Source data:
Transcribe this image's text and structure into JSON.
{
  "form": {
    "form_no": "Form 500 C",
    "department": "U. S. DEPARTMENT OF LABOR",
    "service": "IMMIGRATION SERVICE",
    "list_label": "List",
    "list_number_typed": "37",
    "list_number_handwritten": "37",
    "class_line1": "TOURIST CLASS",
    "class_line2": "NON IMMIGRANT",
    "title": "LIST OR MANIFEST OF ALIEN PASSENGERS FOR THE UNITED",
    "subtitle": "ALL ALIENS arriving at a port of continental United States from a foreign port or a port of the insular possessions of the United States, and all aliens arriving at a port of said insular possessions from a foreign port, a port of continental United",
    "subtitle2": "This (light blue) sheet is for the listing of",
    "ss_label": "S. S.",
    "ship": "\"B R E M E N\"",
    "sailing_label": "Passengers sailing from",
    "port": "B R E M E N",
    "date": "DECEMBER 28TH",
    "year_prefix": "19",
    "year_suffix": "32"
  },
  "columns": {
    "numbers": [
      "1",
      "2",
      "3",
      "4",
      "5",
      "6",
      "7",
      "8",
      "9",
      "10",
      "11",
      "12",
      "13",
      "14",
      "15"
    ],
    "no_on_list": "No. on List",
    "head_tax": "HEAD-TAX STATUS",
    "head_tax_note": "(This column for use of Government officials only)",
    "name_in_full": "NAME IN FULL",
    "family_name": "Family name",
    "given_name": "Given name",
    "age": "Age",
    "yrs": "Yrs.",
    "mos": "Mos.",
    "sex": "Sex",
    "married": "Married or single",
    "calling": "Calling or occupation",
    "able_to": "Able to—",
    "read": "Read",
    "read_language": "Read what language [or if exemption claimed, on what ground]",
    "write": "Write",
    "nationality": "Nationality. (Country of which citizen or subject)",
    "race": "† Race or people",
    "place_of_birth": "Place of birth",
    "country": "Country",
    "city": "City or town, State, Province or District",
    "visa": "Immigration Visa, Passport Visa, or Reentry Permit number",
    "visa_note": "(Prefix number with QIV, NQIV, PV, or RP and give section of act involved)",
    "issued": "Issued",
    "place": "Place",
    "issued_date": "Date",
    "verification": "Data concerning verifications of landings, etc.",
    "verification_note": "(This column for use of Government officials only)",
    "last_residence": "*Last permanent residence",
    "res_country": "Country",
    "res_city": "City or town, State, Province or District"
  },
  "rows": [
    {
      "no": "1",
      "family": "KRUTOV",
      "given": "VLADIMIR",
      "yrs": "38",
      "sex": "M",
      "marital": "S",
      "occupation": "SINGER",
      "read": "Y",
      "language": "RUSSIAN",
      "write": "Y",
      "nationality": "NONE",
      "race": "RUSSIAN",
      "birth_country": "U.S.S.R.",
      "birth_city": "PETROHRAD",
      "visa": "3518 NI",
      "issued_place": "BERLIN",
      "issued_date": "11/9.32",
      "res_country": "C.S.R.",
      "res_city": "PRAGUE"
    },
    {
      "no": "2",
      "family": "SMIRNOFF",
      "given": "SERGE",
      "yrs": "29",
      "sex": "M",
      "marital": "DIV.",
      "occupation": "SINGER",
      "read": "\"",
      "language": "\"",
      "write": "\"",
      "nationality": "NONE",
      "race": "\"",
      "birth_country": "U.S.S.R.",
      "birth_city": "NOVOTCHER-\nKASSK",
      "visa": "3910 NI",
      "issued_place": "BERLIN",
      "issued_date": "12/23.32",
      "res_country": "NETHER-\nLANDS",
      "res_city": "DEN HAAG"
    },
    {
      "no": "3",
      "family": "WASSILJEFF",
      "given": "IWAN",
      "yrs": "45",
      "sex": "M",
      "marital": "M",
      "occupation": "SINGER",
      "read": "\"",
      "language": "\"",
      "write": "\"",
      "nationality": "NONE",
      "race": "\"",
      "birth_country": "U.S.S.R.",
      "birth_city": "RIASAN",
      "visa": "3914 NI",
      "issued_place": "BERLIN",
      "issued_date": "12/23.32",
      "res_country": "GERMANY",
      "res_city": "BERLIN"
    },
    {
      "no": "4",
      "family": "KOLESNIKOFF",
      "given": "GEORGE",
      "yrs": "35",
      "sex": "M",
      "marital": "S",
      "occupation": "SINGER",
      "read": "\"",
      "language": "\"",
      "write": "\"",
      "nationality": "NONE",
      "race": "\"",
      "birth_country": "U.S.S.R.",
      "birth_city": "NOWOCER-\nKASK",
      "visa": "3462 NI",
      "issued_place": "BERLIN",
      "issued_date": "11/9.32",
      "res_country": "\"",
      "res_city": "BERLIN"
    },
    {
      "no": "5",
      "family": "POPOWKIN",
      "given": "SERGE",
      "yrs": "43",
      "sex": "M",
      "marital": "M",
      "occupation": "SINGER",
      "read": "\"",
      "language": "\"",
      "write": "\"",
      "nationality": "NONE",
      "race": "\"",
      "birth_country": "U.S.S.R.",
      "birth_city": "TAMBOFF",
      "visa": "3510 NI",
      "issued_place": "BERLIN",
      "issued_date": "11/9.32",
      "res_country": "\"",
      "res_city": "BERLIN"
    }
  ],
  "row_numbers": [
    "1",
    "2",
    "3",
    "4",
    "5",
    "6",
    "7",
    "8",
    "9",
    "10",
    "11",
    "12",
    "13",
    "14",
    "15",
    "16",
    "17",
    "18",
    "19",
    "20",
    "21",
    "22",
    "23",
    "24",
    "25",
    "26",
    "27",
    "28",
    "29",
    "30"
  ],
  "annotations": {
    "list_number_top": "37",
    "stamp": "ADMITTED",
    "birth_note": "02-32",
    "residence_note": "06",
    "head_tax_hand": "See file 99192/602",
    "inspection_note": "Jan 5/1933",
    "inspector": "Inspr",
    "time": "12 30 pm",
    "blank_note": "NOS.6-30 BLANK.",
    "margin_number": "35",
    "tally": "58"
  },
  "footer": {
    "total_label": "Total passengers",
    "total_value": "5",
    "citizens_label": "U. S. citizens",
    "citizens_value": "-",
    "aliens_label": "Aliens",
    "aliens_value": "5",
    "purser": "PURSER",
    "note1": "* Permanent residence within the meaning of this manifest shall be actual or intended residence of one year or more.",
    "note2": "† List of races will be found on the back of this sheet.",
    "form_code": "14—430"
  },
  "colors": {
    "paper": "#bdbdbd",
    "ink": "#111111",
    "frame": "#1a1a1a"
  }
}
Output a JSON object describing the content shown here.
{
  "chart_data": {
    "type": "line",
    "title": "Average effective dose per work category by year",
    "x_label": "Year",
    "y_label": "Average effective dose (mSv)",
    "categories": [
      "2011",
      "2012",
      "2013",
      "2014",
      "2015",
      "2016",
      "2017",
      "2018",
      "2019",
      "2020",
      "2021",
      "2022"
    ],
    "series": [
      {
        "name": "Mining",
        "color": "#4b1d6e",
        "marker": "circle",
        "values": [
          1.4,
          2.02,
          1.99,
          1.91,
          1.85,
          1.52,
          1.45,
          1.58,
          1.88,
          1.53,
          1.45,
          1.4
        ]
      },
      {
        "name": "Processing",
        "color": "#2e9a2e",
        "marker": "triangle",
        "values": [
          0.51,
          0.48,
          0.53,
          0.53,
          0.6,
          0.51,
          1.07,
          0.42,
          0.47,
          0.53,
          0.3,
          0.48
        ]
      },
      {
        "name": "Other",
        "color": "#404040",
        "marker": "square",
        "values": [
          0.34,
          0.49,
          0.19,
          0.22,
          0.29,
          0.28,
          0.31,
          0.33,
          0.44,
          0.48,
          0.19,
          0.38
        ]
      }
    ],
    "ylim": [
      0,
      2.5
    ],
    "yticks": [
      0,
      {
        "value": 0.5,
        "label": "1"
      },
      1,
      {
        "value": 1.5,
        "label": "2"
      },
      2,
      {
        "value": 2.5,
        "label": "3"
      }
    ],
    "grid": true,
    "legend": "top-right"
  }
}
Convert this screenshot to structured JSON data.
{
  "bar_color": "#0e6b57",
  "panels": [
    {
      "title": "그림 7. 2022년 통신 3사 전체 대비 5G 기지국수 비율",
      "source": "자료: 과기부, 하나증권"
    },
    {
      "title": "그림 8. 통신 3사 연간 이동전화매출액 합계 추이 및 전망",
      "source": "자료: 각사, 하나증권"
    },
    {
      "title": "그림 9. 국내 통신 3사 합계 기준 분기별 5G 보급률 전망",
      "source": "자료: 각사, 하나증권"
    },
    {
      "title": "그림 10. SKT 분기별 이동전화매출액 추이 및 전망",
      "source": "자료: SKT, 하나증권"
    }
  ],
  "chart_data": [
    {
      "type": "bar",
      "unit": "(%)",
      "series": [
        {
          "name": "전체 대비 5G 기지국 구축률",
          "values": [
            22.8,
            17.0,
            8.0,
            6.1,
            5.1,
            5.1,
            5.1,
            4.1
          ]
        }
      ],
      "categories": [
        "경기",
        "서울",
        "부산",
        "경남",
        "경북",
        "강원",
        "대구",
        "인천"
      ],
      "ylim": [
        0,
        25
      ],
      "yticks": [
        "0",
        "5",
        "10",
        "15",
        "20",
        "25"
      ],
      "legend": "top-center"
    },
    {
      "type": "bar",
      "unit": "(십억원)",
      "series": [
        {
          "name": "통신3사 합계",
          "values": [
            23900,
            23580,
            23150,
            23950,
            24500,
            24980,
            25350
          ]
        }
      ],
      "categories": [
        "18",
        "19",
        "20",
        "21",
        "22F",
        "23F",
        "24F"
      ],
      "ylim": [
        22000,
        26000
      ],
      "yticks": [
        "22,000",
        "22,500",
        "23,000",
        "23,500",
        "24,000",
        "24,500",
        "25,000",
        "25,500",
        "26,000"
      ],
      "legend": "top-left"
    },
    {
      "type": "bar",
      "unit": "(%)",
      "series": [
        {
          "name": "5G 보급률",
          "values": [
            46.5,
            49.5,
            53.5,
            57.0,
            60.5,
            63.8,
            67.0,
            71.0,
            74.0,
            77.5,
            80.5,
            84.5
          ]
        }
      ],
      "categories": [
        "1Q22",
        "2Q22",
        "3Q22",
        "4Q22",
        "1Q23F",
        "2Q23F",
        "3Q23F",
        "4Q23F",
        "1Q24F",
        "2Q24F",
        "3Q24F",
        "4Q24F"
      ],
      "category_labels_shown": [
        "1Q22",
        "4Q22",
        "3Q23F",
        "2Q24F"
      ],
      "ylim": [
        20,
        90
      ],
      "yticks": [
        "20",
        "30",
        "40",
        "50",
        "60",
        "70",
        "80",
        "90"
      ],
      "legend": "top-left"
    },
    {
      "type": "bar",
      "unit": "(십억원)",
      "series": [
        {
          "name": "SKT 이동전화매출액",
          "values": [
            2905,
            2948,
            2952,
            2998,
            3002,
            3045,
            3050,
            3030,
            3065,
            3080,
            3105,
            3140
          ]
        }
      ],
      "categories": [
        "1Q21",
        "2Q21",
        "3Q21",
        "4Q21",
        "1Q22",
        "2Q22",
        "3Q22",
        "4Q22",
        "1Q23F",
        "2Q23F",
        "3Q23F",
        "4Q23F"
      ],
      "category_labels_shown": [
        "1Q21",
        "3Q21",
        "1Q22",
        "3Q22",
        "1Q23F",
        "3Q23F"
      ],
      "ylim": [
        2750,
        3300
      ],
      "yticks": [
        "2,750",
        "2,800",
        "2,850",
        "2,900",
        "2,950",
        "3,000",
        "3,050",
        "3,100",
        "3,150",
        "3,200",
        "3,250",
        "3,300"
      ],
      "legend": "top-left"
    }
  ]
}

* **Description of the task**
Which lines contain the word "only"? Copy each one.

* **Full output**
    "head_tax_note": "(This column for use of Government officials only)",
    "verification_note": "(This column for use of Government officials only)",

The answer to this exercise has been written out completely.